TASK BRIEF: Pull each line holding "grid" out of the entries below.
begin
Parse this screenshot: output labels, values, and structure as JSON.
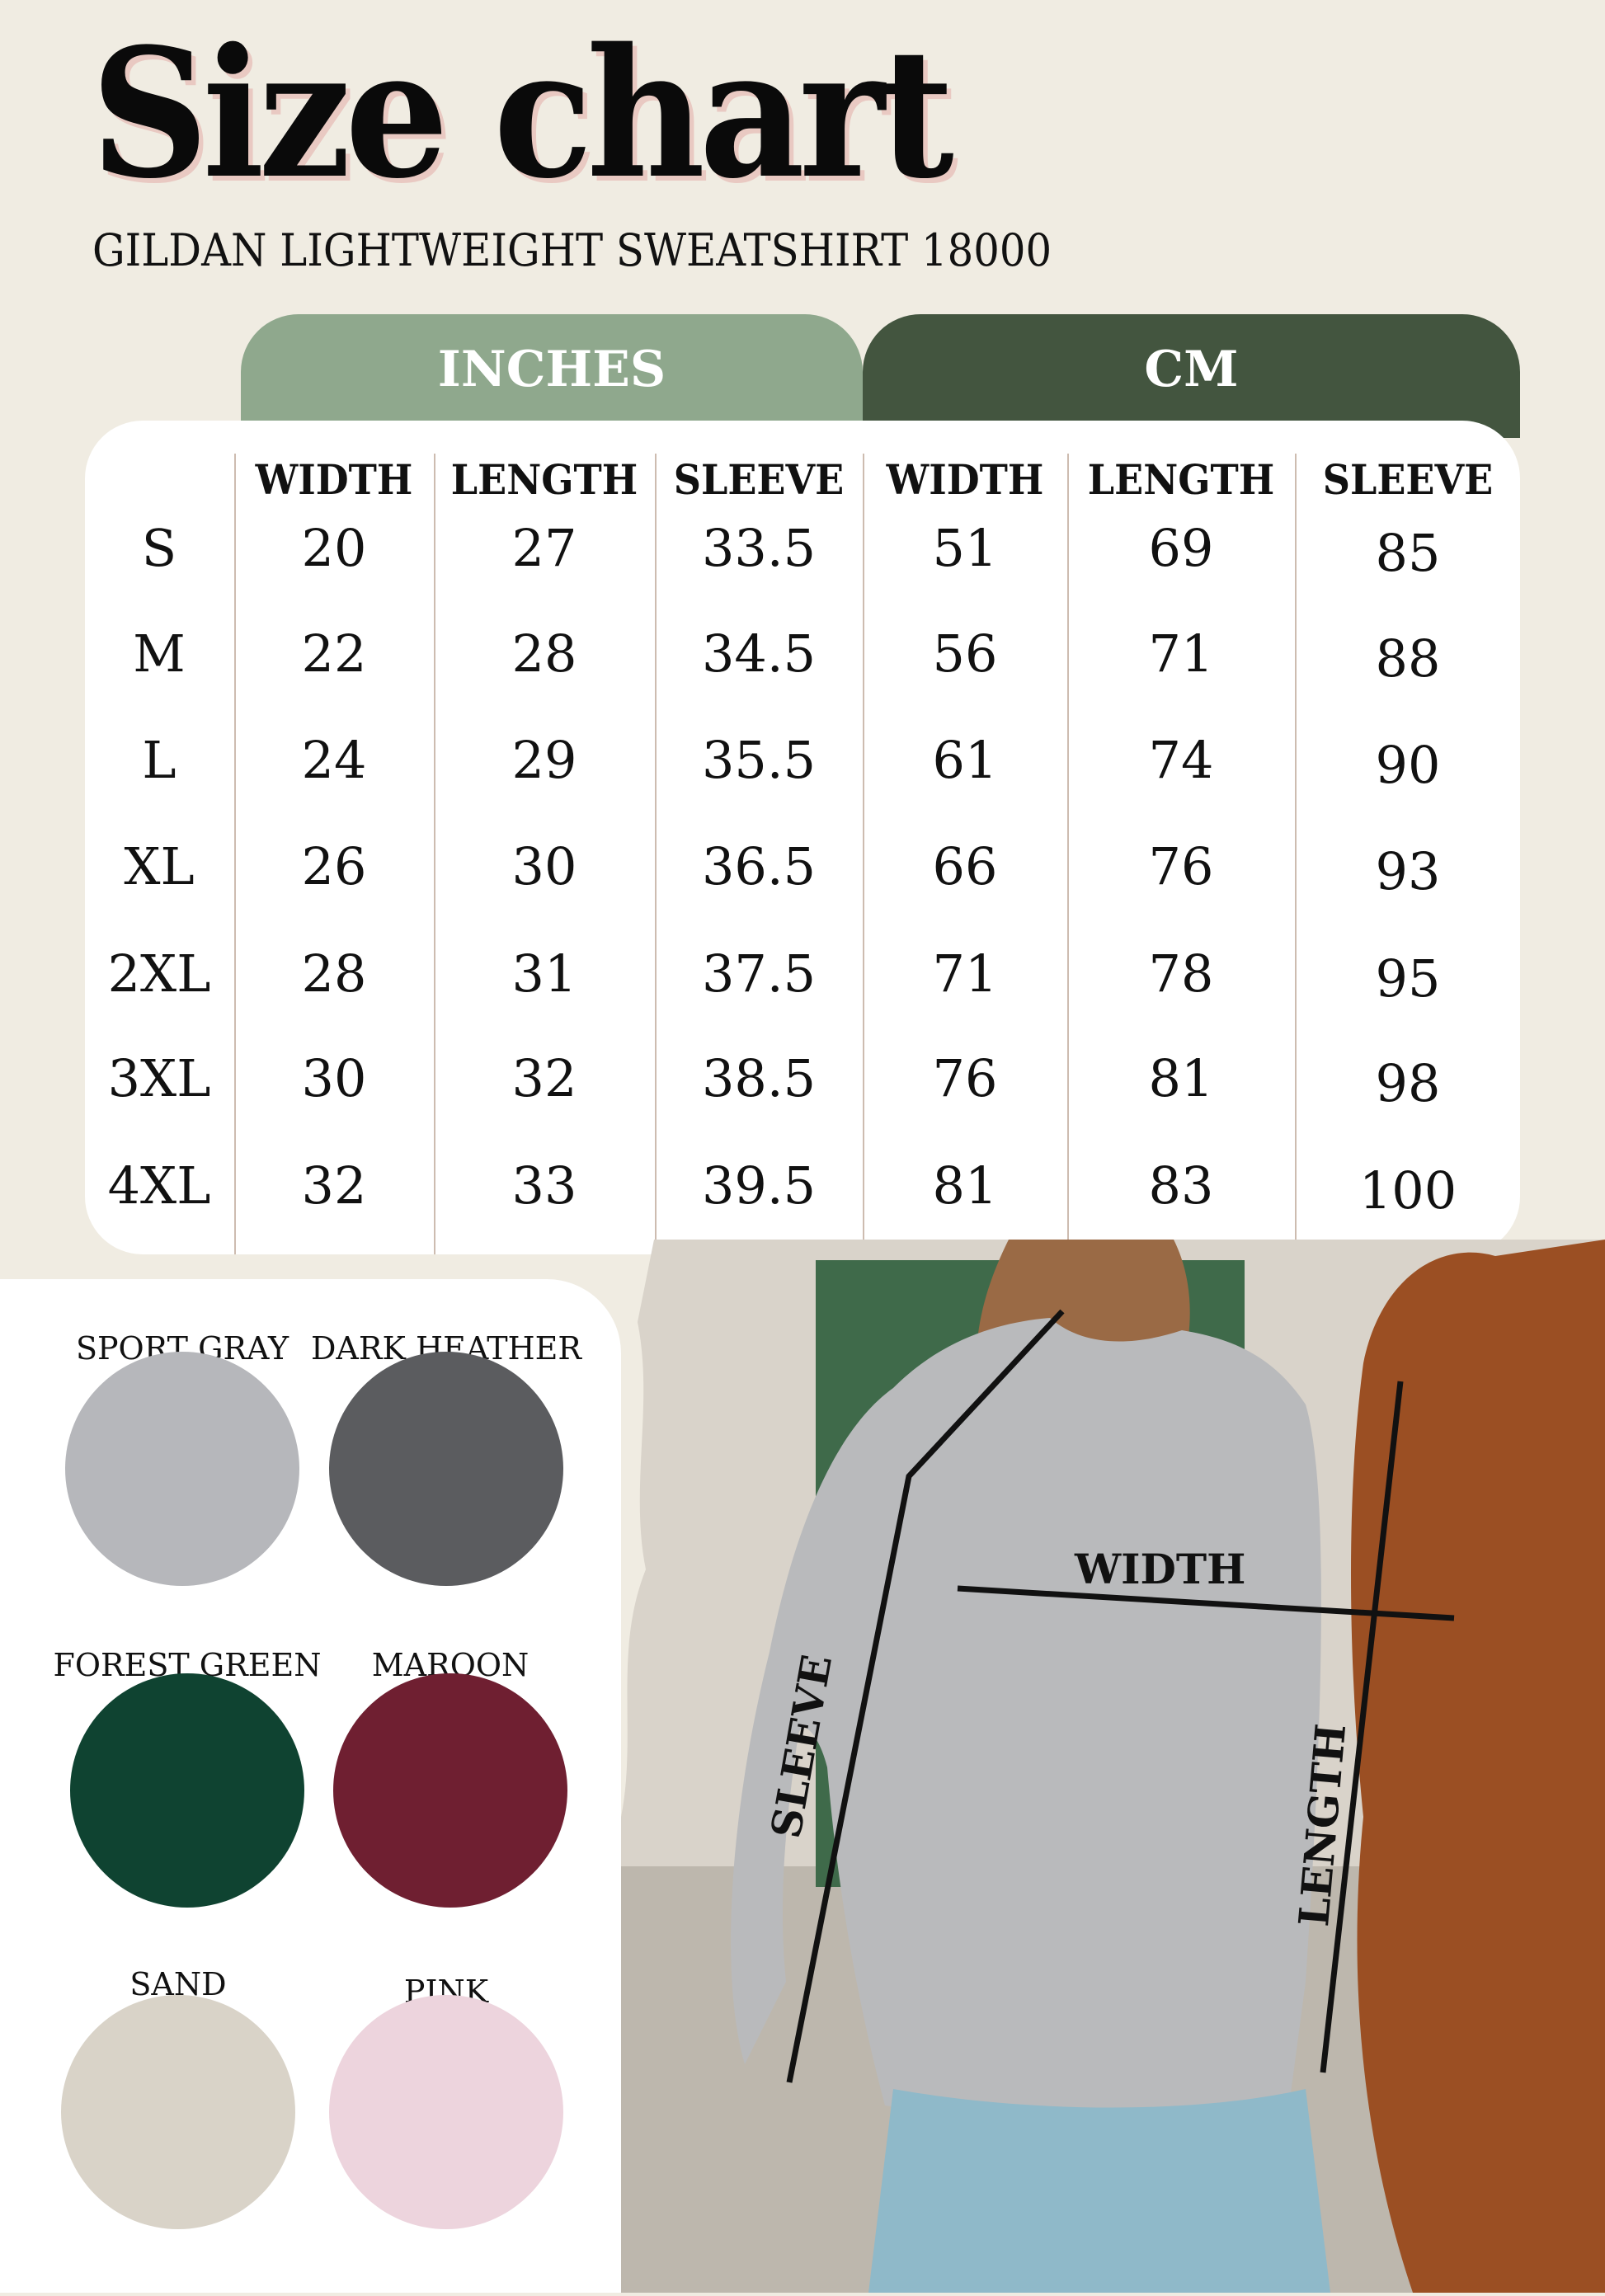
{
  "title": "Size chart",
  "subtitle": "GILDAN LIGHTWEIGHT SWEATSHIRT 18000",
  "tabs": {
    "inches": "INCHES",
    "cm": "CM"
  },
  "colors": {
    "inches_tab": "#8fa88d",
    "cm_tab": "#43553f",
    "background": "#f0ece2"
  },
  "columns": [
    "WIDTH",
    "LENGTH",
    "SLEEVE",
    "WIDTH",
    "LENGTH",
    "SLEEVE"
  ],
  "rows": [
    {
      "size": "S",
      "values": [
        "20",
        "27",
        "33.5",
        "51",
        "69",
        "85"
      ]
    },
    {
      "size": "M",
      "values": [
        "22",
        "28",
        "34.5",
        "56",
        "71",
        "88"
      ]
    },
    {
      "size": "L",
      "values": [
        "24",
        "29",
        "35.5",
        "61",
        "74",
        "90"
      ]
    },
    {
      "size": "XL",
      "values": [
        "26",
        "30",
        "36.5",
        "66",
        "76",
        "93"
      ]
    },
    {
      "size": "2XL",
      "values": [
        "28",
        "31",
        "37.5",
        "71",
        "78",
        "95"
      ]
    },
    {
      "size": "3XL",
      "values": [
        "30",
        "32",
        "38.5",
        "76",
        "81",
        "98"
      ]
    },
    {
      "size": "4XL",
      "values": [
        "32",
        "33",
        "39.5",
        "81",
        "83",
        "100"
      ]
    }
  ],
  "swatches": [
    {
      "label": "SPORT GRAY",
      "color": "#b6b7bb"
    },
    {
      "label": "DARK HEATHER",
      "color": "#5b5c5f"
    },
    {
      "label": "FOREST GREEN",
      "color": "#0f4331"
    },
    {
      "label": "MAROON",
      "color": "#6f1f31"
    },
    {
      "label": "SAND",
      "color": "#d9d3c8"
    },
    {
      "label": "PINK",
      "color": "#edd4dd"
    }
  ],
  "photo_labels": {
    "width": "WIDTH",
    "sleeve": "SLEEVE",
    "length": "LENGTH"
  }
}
end
begin
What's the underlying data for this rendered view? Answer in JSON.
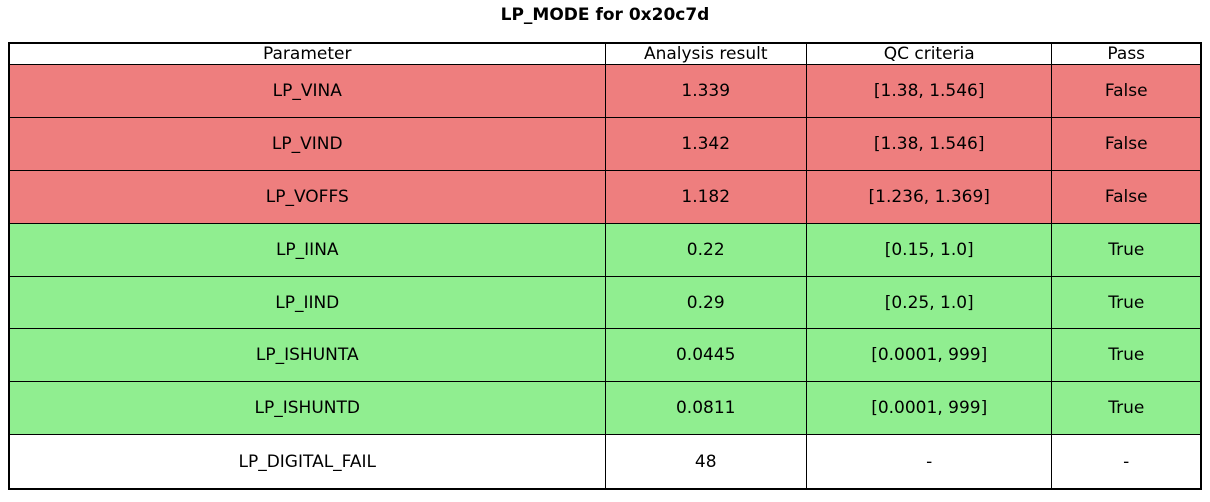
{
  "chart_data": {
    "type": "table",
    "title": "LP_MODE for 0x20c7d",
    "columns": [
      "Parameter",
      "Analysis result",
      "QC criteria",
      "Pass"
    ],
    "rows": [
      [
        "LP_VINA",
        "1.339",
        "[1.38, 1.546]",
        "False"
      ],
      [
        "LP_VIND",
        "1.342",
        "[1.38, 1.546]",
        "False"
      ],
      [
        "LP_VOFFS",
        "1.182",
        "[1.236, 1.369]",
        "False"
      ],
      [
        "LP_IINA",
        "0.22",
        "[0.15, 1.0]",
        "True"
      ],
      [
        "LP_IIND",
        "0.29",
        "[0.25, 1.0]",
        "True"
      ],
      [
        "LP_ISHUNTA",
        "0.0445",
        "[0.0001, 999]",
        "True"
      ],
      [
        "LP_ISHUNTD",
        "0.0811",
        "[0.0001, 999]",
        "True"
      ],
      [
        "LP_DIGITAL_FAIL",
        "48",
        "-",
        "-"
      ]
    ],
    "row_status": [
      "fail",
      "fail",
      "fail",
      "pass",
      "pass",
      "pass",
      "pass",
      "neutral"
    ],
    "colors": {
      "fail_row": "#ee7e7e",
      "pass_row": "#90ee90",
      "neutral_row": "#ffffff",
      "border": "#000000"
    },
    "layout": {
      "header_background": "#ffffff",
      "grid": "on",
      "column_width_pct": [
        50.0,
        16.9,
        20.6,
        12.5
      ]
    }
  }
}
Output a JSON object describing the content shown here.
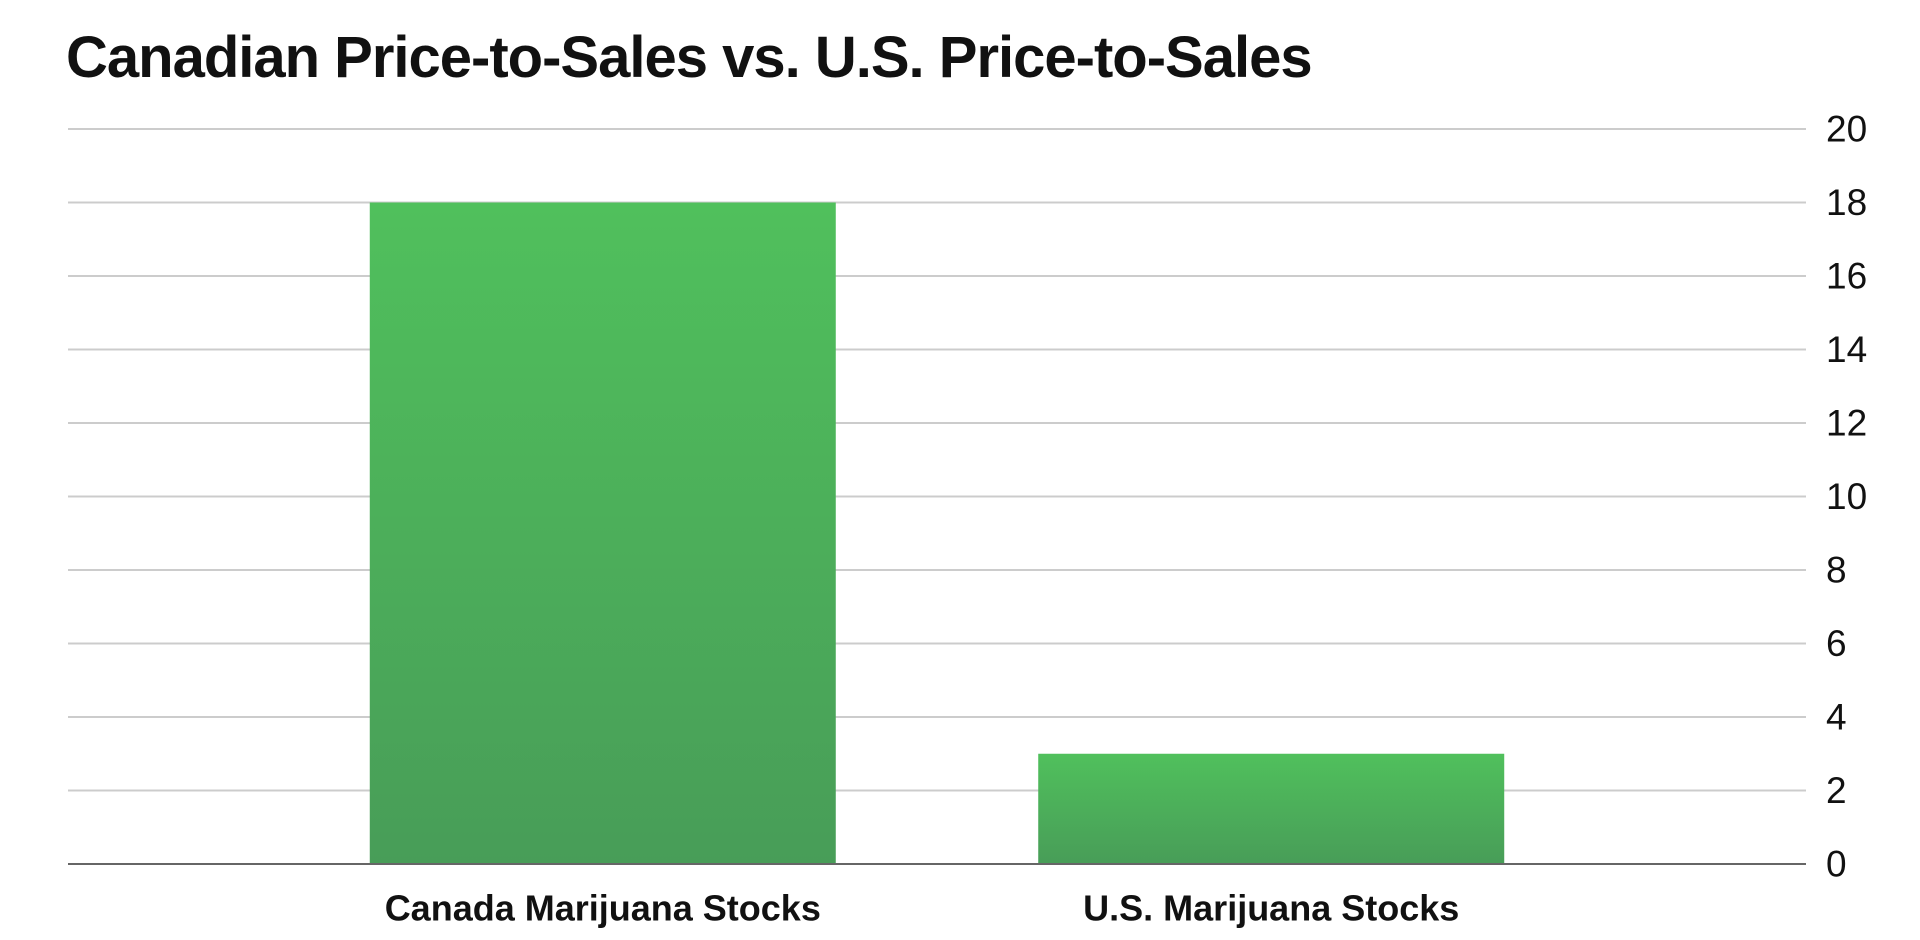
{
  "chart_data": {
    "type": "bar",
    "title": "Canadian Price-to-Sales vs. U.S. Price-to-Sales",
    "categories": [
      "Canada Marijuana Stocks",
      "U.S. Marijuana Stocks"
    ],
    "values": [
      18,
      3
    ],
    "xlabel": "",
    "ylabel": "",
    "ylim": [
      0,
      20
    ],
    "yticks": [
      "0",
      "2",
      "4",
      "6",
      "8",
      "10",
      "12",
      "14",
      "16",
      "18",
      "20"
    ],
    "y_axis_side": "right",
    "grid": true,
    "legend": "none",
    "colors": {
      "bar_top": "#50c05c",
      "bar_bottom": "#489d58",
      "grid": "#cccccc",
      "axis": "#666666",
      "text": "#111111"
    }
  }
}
end
begin
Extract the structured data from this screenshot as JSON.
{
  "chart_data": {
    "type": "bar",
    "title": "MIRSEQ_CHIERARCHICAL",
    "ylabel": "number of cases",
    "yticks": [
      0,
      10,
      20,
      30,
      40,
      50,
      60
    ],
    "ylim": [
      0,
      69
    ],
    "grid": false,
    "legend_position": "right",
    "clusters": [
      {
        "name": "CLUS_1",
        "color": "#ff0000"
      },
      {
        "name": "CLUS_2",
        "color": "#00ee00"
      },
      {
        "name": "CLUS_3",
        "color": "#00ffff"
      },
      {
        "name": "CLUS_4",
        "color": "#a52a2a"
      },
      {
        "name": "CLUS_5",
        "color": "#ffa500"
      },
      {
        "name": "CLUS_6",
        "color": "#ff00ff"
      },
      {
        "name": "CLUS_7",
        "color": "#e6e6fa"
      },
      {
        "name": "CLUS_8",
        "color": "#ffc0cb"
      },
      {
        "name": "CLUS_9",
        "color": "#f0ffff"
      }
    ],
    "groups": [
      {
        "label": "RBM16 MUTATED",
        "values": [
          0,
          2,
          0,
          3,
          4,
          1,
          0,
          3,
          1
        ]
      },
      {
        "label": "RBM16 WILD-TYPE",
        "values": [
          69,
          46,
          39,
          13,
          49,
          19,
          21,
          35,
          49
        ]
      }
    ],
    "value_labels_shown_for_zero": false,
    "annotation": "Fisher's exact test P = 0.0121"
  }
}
end
EXPECTED OUTPUT:
      "grid": "on",
    "grid": true,
      "grid": "#cccccc",
    "grid": false,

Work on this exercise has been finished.